=== WRITTEN INSTRUCTION ===
Print out every record exactly as it appears.

══════════════════════════════

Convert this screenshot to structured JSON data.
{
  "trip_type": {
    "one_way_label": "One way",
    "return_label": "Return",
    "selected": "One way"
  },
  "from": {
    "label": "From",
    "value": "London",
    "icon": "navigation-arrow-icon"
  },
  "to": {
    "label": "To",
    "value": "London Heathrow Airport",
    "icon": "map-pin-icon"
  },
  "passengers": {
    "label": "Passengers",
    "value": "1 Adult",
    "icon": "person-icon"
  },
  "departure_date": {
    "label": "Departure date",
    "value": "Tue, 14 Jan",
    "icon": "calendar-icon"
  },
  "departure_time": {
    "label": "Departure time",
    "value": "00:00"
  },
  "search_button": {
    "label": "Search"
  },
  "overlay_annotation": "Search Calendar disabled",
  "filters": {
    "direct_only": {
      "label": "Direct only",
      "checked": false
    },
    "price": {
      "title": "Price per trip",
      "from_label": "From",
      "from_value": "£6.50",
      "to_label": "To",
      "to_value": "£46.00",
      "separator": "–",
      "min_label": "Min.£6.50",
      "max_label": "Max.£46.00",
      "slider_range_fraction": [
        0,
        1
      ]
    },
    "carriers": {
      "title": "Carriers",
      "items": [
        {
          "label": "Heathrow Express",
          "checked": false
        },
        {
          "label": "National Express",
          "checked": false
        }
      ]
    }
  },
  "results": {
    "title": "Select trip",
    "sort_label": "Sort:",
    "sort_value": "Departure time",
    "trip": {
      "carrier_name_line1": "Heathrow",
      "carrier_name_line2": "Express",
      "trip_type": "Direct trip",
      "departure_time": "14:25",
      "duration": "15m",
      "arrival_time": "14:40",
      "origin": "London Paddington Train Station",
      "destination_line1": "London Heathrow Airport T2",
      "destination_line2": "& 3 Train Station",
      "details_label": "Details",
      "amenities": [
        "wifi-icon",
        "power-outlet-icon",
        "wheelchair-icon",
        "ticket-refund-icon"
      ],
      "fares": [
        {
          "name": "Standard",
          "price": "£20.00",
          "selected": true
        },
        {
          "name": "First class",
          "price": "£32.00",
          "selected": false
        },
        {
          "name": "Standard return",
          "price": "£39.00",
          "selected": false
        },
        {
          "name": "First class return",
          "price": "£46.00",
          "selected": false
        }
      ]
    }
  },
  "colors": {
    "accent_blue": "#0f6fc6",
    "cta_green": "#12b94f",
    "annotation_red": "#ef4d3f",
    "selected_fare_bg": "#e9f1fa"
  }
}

══════════════════════════════

=== SOLUTION TO THE PROBLEM ===
Convert this screenshot to structured JSON data.
{
  "trip_type": {
    "one_way_label": "One way",
    "return_label": "Return",
    "selected": "One way"
  },
  "from": {
    "label": "From",
    "value": "London",
    "icon": "navigation-arrow-icon"
  },
  "to": {
    "label": "To",
    "value": "London Heathrow Airport",
    "icon": "map-pin-icon"
  },
  "passengers": {
    "label": "Passengers",
    "value": "1 Adult",
    "icon": "person-icon"
  },
  "departure_date": {
    "label": "Departure date",
    "value": "Tue, 14 Jan",
    "icon": "calendar-icon"
  },
  "departure_time": {
    "label": "Departure time",
    "value": "00:00"
  },
  "search_button": {
    "label": "Search"
  },
  "overlay_annotation": "Search Calendar disabled",
  "filters": {
    "direct_only": {
      "label": "Direct only",
      "checked": false
    },
    "price": {
      "title": "Price per trip",
      "from_label": "From",
      "from_value": "£6.50",
      "to_label": "To",
      "to_value": "£46.00",
      "separator": "–",
      "min_label": "Min.£6.50",
      "max_label": "Max.£46.00",
      "slider_range_fraction": [
        0,
        1
      ]
    },
    "carriers": {
      "title": "Carriers",
      "items": [
        {
          "label": "Heathrow Express",
          "checked": false
        },
        {
          "label": "National Express",
          "checked": false
        }
      ]
    }
  },
  "results": {
    "title": "Select trip",
    "sort_label": "Sort:",
    "sort_value": "Departure time",
    "trip": {
      "carrier_name_line1": "Heathrow",
      "carrier_name_line2": "Express",
      "trip_type": "Direct trip",
      "departure_time": "14:25",
      "duration": "15m",
      "arrival_time": "14:40",
      "origin": "London Paddington Train Station",
      "destination_line1": "London Heathrow Airport T2",
      "destination_line2": "& 3 Train Station",
      "details_label": "Details",
      "amenities": [
        "wifi-icon",
        "power-outlet-icon",
        "wheelchair-icon",
        "ticket-refund-icon"
      ],
      "fares": [
        {
          "name": "Standard",
          "price": "£20.00",
          "selected": true
        },
        {
          "name": "First class",
          "price": "£32.00",
          "selected": false
        },
        {
          "name": "Standard return",
          "price": "£39.00",
          "selected": false
        },
        {
          "name": "First class return",
          "price": "£46.00",
          "selected": false
        }
      ]
    }
  },
  "colors": {
    "accent_blue": "#0f6fc6",
    "cta_green": "#12b94f",
    "annotation_red": "#ef4d3f",
    "selected_fare_bg": "#e9f1fa"
  }
}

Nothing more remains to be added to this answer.